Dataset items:
□ □ □ □
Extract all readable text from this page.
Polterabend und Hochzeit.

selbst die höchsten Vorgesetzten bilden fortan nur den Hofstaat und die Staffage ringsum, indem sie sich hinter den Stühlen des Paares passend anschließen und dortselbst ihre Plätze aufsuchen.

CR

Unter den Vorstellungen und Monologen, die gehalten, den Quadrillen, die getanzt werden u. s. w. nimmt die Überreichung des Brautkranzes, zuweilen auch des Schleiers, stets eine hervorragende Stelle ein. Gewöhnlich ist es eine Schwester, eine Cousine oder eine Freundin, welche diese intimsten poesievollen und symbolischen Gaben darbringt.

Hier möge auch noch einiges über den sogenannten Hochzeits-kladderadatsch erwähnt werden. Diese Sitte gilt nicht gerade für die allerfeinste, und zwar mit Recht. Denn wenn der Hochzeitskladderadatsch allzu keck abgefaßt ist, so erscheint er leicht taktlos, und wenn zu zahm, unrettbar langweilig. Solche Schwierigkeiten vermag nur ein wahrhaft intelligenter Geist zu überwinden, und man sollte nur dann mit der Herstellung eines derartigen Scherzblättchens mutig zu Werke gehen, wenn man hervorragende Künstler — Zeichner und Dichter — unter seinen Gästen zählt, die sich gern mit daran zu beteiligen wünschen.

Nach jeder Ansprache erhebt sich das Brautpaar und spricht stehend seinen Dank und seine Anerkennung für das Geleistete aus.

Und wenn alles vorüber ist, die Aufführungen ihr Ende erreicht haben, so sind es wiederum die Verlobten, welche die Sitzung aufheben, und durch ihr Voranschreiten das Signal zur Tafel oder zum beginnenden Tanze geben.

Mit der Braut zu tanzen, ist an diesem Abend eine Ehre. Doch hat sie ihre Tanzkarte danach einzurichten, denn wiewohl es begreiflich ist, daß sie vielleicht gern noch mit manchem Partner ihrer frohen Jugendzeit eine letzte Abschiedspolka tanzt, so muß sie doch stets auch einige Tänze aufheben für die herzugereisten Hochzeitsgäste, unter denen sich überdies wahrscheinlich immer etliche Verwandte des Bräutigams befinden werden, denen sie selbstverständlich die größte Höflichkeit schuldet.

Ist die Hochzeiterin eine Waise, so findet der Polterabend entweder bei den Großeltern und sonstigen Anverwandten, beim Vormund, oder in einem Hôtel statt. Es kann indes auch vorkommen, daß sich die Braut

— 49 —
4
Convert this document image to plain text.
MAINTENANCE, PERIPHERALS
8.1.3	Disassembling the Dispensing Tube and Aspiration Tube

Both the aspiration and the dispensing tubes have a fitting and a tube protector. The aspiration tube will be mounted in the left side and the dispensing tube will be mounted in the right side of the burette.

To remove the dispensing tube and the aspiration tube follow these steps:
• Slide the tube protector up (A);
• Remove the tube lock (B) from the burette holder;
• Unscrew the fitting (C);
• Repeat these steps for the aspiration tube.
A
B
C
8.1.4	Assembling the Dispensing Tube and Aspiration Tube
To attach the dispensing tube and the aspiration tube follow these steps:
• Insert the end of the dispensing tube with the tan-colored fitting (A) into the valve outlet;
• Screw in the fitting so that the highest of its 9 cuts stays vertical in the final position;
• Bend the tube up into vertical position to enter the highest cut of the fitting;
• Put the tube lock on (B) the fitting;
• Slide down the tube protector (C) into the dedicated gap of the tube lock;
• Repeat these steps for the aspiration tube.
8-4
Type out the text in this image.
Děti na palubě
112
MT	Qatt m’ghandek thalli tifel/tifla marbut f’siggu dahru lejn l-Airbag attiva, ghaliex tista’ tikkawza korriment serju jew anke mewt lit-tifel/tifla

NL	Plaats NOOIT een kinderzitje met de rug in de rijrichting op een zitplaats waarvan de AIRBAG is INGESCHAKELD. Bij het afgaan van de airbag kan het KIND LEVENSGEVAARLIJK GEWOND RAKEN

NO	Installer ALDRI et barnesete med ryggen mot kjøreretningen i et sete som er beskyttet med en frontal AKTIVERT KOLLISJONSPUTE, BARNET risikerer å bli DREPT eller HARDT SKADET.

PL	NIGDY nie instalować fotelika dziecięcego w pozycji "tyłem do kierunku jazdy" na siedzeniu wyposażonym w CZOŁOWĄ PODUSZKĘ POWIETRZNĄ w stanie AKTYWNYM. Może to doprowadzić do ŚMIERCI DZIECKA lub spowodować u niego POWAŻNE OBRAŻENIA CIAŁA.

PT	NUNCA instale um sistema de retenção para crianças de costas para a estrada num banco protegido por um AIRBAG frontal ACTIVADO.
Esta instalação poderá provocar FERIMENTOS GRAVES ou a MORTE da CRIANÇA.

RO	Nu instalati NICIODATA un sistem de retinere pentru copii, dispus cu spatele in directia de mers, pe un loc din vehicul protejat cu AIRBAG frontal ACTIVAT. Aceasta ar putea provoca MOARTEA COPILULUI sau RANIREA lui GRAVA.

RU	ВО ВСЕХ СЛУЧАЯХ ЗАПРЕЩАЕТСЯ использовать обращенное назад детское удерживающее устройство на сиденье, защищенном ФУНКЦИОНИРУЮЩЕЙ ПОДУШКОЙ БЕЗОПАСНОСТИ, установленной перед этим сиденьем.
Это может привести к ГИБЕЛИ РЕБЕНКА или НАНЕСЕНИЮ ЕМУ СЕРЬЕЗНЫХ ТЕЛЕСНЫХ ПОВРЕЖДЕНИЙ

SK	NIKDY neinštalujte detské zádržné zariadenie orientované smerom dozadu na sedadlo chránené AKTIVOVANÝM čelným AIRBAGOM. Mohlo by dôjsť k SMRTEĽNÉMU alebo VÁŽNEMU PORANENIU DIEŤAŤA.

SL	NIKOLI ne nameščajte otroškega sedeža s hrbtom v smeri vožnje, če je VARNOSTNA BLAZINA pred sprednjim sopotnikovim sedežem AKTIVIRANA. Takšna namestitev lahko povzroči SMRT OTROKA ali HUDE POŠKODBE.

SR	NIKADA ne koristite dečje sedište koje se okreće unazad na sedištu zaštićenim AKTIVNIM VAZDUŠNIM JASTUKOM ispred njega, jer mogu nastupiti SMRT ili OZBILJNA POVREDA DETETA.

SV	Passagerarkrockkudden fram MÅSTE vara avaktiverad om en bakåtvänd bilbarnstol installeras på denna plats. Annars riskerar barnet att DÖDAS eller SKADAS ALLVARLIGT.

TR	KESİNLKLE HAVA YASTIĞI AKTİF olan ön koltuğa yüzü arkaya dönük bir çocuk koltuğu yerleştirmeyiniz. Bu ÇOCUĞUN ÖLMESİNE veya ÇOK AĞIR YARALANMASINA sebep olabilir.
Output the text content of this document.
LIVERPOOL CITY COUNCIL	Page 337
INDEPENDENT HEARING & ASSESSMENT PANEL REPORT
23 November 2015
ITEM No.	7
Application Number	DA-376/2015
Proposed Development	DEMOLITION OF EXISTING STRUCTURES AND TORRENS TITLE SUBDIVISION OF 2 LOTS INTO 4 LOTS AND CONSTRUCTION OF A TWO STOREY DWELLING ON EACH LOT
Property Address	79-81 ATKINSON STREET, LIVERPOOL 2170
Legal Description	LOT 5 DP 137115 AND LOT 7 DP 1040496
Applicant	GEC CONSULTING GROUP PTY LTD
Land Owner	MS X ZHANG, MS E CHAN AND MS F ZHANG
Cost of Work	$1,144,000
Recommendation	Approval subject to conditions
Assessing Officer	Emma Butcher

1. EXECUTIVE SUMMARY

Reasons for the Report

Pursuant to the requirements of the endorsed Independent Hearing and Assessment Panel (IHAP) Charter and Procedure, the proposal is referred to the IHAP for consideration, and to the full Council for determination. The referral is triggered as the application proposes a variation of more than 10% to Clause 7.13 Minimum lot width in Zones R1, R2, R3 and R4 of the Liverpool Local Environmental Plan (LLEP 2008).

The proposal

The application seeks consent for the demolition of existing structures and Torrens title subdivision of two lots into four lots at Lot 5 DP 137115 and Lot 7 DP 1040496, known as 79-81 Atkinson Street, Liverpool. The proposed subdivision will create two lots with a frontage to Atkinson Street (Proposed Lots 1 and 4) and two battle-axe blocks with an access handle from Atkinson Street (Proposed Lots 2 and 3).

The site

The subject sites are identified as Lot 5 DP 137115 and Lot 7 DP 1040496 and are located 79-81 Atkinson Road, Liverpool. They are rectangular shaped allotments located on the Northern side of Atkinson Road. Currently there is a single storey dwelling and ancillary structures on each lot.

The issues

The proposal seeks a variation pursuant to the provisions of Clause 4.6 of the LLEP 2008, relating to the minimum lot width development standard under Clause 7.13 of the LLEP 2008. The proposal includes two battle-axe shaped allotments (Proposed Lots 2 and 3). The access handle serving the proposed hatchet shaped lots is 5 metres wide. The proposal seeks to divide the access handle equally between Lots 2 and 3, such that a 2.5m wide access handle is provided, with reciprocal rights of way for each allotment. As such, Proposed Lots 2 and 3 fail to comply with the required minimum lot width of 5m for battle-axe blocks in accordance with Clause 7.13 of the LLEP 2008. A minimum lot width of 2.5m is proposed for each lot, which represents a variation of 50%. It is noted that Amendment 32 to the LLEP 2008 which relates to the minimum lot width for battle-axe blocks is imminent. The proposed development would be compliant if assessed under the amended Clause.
□ □ □ □
*Exercise instructions*.
Look through the entries above; copy each line where the string "steps" appears.

*Solution for this problem*.
To remove the dispensing tube and the aspiration tube follow these steps:
• Repeat these steps for the aspiration tube.
To attach the dispensing tube and the aspiration tube follow these steps:
• Repeat these steps for the aspiration tube.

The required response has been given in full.